Go over the entries below line by line, copying each one that contains the word "日暮客愁新".

▶ **Given records**
======
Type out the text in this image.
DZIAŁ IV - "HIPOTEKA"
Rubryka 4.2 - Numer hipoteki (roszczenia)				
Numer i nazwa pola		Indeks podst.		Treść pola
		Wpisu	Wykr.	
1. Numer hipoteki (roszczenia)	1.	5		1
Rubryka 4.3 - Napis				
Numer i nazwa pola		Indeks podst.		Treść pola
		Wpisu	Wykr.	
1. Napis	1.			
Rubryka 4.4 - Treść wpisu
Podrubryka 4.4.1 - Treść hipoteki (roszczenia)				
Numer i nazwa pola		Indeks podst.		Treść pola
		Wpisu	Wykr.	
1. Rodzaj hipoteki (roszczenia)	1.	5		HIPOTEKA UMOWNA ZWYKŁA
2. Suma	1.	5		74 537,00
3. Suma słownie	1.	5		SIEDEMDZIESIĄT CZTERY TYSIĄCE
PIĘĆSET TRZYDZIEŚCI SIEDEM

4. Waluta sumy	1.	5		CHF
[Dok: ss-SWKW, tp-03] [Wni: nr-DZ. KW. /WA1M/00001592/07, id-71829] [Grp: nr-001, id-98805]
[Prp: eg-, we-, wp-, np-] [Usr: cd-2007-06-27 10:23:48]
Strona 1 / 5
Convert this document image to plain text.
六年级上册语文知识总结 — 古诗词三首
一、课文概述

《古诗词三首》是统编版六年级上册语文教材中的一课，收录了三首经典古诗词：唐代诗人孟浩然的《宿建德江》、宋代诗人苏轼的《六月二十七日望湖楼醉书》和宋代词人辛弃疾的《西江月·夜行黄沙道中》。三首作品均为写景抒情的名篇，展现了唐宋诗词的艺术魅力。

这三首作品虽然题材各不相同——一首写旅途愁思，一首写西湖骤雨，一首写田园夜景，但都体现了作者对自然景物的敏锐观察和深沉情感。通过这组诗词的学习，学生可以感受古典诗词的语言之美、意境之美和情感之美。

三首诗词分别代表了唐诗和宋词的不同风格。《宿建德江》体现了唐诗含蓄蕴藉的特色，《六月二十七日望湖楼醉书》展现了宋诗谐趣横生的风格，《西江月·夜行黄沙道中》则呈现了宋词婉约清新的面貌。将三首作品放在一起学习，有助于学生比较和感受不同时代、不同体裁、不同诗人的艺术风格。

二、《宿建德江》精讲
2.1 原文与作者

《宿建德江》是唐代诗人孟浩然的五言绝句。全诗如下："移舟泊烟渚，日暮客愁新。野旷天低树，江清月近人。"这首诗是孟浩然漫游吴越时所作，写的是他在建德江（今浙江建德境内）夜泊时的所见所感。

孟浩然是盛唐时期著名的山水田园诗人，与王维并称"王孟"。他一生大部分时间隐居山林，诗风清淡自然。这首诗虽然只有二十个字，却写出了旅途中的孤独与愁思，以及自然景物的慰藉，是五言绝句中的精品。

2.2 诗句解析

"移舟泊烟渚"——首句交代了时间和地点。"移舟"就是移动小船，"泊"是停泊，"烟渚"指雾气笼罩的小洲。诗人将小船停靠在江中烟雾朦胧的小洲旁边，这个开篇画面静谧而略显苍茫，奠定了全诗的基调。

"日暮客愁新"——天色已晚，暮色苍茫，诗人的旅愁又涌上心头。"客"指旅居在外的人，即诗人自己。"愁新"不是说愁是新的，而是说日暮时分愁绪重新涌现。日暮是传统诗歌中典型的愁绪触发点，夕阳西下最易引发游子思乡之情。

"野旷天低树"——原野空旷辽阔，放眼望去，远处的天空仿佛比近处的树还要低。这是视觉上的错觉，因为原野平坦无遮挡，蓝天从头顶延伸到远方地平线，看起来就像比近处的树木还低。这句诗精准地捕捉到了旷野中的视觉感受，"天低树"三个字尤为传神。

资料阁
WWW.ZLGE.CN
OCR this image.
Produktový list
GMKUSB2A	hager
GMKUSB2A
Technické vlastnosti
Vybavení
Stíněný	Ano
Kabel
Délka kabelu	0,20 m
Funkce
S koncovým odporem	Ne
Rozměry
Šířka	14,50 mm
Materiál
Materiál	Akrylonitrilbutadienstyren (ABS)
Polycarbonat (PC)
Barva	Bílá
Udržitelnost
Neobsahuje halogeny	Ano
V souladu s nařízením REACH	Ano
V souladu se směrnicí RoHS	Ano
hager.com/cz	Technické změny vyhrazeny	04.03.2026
======
▶ **Final result**
《宿建德江》是唐代诗人孟浩然的五言绝句。全诗如下："移舟泊烟渚，日暮客愁新。野旷天低树，江清月近人。"这首诗是孟浩然漫游吴越时所作，写的是他在建德江（今浙江建德境内）夜泊时的所见所感。
"日暮客愁新"——天色已晚，暮色苍茫，诗人的旅愁又涌上心头。"客"指旅居在外的人，即诗人自己。"愁新"不是说愁是新的，而是说日暮时分愁绪重新涌现。日暮是传统诗歌中典型的愁绪触发点，夕阳西下最易引发游子思乡之情。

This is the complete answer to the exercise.